------ Dataset content
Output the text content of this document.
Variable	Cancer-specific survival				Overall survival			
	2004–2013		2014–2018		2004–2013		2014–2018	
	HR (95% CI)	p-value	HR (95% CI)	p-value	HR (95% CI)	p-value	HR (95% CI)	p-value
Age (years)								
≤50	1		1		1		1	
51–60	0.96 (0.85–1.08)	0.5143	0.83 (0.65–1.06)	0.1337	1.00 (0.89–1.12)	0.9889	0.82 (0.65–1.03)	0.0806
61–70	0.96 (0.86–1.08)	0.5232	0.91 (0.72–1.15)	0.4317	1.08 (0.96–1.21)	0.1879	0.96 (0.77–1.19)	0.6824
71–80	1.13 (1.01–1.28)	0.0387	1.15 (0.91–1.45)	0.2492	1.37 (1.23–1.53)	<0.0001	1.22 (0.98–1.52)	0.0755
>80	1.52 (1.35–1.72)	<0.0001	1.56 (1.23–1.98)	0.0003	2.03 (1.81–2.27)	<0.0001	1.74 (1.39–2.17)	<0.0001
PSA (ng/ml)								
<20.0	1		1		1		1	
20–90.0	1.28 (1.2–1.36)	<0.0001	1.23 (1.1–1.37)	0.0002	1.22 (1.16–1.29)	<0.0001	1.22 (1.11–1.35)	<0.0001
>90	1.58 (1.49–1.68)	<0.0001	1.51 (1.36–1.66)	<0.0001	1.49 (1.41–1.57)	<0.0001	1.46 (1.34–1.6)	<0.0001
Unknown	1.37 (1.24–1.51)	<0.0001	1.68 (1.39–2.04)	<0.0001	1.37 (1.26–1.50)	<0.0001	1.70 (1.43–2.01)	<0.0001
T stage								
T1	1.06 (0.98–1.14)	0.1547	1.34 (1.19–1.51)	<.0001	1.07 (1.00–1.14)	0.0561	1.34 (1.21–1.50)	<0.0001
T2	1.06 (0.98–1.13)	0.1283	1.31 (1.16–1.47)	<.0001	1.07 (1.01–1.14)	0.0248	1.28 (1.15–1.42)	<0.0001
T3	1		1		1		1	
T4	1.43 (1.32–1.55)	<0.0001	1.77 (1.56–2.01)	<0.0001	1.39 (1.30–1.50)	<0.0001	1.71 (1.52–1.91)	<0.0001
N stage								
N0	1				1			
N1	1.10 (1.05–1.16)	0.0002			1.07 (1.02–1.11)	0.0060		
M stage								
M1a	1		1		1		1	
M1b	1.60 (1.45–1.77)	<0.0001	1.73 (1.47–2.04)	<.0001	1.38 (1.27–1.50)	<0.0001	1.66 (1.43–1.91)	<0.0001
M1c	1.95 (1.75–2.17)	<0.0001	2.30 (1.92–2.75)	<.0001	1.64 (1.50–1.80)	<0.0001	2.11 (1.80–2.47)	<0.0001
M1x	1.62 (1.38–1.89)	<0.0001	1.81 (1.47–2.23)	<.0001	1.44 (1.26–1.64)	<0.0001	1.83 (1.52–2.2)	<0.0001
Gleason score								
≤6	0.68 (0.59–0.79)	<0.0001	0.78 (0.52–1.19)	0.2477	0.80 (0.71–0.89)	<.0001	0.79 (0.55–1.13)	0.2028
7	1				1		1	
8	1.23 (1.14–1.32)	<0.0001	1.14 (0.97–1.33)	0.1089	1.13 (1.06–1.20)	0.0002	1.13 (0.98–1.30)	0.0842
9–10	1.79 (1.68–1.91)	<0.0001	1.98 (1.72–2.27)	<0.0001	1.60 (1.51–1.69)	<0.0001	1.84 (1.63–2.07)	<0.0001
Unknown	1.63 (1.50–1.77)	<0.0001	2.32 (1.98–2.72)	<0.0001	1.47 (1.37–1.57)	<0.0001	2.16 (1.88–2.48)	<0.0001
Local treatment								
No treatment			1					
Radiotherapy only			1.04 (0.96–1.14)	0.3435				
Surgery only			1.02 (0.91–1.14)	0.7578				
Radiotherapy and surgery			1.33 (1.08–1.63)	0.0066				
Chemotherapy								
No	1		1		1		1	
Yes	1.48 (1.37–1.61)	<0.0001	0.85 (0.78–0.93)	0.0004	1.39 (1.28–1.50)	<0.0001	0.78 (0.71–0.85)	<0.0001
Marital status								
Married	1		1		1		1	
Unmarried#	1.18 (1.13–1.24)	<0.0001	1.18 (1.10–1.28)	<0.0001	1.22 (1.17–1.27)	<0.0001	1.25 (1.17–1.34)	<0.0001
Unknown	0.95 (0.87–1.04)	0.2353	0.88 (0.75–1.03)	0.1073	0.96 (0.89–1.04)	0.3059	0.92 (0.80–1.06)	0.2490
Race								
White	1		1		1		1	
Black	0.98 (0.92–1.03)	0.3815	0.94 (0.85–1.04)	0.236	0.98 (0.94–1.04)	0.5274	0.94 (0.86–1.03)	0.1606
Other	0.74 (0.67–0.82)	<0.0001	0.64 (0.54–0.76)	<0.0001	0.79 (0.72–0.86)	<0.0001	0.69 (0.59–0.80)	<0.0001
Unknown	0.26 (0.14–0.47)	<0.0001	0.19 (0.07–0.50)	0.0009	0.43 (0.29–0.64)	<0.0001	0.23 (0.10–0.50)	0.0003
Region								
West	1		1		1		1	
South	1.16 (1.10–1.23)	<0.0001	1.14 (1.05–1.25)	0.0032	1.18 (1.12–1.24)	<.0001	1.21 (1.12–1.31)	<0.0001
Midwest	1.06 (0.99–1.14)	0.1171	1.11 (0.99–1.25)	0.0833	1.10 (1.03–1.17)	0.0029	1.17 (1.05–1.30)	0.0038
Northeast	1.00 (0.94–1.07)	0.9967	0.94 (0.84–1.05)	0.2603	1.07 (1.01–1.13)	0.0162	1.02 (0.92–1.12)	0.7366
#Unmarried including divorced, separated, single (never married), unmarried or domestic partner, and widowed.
------------
------ Dataset content
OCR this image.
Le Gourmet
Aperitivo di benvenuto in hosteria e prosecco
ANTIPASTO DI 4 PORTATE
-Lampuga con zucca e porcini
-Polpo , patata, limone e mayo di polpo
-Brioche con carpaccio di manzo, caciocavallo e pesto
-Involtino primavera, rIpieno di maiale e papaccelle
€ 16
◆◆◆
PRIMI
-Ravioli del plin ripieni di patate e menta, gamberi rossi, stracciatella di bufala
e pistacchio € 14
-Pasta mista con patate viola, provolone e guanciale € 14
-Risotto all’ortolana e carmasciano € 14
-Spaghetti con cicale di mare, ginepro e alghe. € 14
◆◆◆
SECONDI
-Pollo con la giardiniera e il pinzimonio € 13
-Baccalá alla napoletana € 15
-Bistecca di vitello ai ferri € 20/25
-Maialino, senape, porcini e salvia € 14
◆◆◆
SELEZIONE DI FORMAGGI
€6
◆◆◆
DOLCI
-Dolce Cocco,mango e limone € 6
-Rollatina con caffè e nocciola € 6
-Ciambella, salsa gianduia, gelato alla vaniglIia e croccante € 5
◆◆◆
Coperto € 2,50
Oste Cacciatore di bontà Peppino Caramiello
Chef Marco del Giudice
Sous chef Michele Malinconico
------------
Exercise goal
Locate and copy each line in the data above that includes the word "Radiotherapy".

Solution for this task
Radiotherapy only			1.04 (0.96–1.14)	0.3435				
Radiotherapy and surgery			1.33 (1.08–1.63)	0.0066				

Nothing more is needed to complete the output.